START DOCUMENT TEXT

Kevin, you write: ///I do understand the thought process that there is an inner child in control...///
As I understand it, the problem is not that her inner child is in control -- that is true for all of us -- but, rather, that her inner child's emotional development is frozen at age three instead of the more mature level that we nonBPDs reach. For all human beings, it seems true that the inner child makes at least 90% (if not 99%) of the important decisions. I was 50 years old before I understood that simple idea. And it took me 12 years to do it.
What happened was that I took my bipolar foster son to a weekly "family group" meeting with the psychologist who was treating him. Whenever the psychologist challenged me on something, I always had an elaborate well-thought-out explanation for doing whatever I had chosen to do. Nevermind that what I had chosen was not working with my foster son and nevermind that I kept repeating the same pattern year after year. The psychologist was greatly amused by my explanations. He would laugh and point out, in his kindly fashion, that my elaborate rationalizations could not disguise the fact that my inner child -- not my adult -- was calling all the shots, making all the decisions. In any contest between the adult and child, he claimed, the child would nearly always win. But I just could not swallow that notion.
Yet, after twelve years of his gentle rebukes, it dawned on me one night why he had to be right. The child, I suddenly realized, is the sole judge of what is fun and what is not fun. That decision is all powerful. The adult part of my mind will nearly always conclude that it makes no sense -- indeed, would be preposterous -- to do something, go somewhere, or date someone I do not enjoy. My adult logic thus nearly always has to end up in my child's lap. This is why, as I tried to explain above, I have spent the past three years trying to persuade my child that my adult views of my ex's illness are correct. If I were to fail in that effort, I would remain stuck in a destructive pattern, repeating my past mistakes over and over, because my child is calling the shots. It's amazing, isn't it, how smart a man can be when he reaches 50.

END DOCUMENT TEXT
START RECORD SET

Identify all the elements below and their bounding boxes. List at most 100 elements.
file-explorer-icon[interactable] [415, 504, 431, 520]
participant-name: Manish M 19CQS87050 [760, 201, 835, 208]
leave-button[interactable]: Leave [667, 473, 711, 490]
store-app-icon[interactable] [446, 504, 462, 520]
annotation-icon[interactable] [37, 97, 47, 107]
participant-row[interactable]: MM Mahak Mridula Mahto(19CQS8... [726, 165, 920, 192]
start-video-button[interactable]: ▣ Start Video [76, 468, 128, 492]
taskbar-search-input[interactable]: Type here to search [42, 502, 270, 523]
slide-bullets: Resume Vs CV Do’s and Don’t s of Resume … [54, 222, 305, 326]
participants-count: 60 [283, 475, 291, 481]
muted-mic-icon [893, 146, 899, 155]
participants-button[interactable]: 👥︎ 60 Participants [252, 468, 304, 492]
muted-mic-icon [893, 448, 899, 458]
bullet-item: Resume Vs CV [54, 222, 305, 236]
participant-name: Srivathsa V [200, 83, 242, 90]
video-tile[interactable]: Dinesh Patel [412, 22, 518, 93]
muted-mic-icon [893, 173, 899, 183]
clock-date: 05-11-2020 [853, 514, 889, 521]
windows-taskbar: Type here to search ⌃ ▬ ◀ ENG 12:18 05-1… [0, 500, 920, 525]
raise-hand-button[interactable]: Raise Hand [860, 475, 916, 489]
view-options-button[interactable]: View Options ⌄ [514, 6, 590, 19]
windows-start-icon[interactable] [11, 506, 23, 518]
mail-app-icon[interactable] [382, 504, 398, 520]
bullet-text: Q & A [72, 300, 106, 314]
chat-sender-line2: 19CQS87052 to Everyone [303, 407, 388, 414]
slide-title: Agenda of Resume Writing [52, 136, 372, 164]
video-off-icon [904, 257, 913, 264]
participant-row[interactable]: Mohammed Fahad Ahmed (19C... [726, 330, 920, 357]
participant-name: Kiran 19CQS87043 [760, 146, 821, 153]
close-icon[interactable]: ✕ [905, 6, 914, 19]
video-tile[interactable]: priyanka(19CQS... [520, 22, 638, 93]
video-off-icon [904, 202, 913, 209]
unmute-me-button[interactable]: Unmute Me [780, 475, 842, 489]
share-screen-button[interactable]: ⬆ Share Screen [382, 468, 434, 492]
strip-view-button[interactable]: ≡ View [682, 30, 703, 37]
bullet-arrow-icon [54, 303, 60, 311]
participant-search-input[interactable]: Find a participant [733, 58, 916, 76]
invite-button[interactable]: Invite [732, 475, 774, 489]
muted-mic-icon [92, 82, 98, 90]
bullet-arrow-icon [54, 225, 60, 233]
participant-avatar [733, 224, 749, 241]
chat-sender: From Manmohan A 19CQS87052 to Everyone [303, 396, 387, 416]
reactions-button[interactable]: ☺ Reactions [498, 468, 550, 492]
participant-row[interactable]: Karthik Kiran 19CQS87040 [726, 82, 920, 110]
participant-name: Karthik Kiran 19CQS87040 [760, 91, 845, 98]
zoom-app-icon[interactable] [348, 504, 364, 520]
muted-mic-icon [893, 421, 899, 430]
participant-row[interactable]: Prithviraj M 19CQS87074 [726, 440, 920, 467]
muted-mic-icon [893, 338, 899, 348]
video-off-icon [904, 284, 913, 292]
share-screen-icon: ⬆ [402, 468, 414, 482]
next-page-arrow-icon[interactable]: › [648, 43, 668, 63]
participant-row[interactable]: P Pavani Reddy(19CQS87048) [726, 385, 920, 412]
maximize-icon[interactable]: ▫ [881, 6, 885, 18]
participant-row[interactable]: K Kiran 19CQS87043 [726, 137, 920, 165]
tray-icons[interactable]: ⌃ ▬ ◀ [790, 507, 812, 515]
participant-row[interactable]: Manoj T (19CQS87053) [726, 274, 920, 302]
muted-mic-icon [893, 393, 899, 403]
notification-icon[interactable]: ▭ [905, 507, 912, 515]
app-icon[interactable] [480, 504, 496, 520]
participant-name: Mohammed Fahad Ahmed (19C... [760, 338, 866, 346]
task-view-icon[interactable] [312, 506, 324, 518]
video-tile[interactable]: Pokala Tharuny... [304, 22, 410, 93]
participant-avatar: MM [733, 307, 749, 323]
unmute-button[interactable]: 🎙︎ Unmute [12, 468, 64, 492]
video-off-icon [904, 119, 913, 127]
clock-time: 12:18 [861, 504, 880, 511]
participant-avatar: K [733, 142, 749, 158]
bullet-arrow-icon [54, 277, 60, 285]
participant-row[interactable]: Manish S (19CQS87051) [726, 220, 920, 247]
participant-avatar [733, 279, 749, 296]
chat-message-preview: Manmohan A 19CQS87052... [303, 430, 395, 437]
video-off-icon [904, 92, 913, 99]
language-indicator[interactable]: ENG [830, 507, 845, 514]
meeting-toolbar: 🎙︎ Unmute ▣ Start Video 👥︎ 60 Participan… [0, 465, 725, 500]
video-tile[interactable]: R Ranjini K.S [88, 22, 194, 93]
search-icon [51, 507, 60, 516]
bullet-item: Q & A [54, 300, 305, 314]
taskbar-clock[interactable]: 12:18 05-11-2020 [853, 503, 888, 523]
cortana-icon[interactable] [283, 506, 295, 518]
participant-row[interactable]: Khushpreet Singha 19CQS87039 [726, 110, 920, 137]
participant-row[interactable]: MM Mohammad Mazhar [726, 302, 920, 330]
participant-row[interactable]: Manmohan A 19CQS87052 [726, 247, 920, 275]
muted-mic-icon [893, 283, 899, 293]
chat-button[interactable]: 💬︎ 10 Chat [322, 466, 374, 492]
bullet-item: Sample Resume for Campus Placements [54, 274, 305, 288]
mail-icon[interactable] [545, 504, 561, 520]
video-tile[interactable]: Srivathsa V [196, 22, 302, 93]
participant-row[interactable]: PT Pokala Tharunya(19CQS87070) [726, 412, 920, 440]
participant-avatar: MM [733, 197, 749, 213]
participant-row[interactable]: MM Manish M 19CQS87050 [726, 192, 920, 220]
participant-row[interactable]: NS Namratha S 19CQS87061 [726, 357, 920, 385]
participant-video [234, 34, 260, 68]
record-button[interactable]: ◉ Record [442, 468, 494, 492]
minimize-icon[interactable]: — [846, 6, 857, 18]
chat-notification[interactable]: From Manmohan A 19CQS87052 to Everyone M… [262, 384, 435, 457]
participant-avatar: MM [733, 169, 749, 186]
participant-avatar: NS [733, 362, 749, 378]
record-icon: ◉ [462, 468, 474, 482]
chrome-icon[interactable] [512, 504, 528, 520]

END RECORD SET

> **TASKS**
(A) Edit the text on the inner child from "Kevin, you write: ///I" up to and including "years to do it.", changing "emotional development" to "emotional growth".
(B) Carry on the text about the inner child and decision-making from the point where it stops.

> **OUTPUTS FOR THE TASKS**
(A)
Kevin, you write: ///I do understand the thought process that there is an inner child in control...///
As I understand it, the problem is not that her inner child is in control -- that is true for all of us -- but, rather, that her inner child's emotional growth is frozen at age three instead of the more mature level that we nonBPDs reach. For all human beings, it seems true that the inner child makes at least 90% (if not 99%) of the important decisions. I was 50 years old before I understood that simple idea. And it took me 12 years to do it.

(B)
///I started suspecting that maybe these truly werent passions of hers.. just doing the mirroring..///
Exactly. So it is not surprising that she eventually revealed her disinterest in those activities. But you will be hard pressed to discover any passions she has on her own. Because she has a weak unstable sense of who she is, she likely has no consistent passion for any hobbies. That is why BPDs tend to be collectors, not doers. My ex, for example, had spent $5,000 on sewing equipment and another $6,000 on bolts of fabric but had sewn only three small things in 15 years. All that paraphernalia, which she still has in her apt., apparently helps give her a sense of identity.
///He made the diagnosis of Borderline Personality Disorder.///
You really struck gold with that counselor. If my experience is any guide, that is unlikely to occur again if you seek treatment for your girlfriend. I spent over $200,000 taking my ex to six therapists over 15 years. Not one of them mentioned BPD. Nevermind that my ex strongly exhibits all nine BPD traits. The closest any of them got to "BPD" was telling me she "has PTSD" and "has a thought disorder." Duh. Well, yes, a thought disorder called BPD.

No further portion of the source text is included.